#### [Exercise details]
Produce an exact transcription of the listing below, omitting the pictures.

#### [Records shown]
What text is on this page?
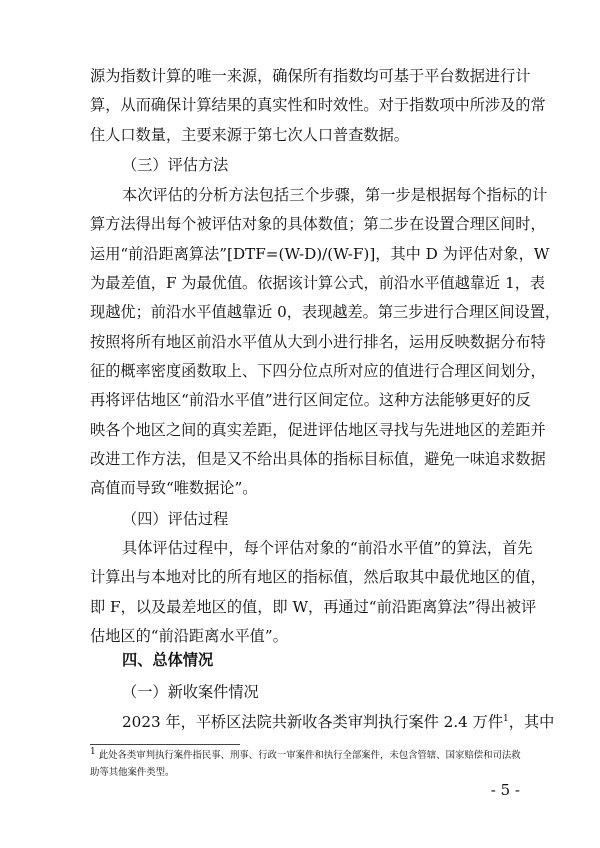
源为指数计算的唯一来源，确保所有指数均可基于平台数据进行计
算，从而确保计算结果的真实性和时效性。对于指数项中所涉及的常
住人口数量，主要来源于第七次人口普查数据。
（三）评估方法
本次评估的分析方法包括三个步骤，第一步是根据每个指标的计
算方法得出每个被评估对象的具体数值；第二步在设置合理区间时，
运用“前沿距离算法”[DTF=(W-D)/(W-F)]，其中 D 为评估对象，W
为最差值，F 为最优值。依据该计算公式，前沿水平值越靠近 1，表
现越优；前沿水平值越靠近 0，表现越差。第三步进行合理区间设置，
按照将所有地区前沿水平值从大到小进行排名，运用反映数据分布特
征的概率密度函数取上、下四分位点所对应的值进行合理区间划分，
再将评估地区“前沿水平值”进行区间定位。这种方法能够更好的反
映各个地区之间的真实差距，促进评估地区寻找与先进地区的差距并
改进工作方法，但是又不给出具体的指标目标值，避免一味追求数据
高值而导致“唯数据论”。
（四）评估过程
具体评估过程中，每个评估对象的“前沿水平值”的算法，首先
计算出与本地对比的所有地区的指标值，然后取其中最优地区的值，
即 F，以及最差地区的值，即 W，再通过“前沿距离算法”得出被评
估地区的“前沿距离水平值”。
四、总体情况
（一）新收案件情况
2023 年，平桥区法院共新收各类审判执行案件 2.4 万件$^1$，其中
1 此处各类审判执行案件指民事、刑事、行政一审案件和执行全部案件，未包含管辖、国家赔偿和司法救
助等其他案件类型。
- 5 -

#### [Solution below]
What text is on this page?
源为指数计算的唯一来源，确保所有指数均可基于平台数据进行计
算，从而确保计算结果的真实性和时效性。对于指数项中所涉及的常
住人口数量，主要来源于第七次人口普查数据。
（三）评估方法
本次评估的分析方法包括三个步骤，第一步是根据每个指标的计
算方法得出每个被评估对象的具体数值；第二步在设置合理区间时，
运用“前沿距离算法”[DTF=(W-D)/(W-F)]，其中 D 为评估对象，W
为最差值，F 为最优值。依据该计算公式，前沿水平值越靠近 1，表
现越优；前沿水平值越靠近 0，表现越差。第三步进行合理区间设置，
按照将所有地区前沿水平值从大到小进行排名，运用反映数据分布特
征的概率密度函数取上、下四分位点所对应的值进行合理区间划分，
再将评估地区“前沿水平值”进行区间定位。这种方法能够更好的反
映各个地区之间的真实差距，促进评估地区寻找与先进地区的差距并
改进工作方法，但是又不给出具体的指标目标值，避免一味追求数据
高值而导致“唯数据论”。
（四）评估过程
具体评估过程中，每个评估对象的“前沿水平值”的算法，首先
计算出与本地对比的所有地区的指标值，然后取其中最优地区的值，
即 F，以及最差地区的值，即 W，再通过“前沿距离算法”得出被评
估地区的“前沿距离水平值”。
四、总体情况
（一）新收案件情况
2023 年，平桥区法院共新收各类审判执行案件 2.4 万件$^1$，其中
1 此处各类审判执行案件指民事、刑事、行政一审案件和执行全部案件，未包含管辖、国家赔偿和司法救
助等其他案件类型。
- 5 -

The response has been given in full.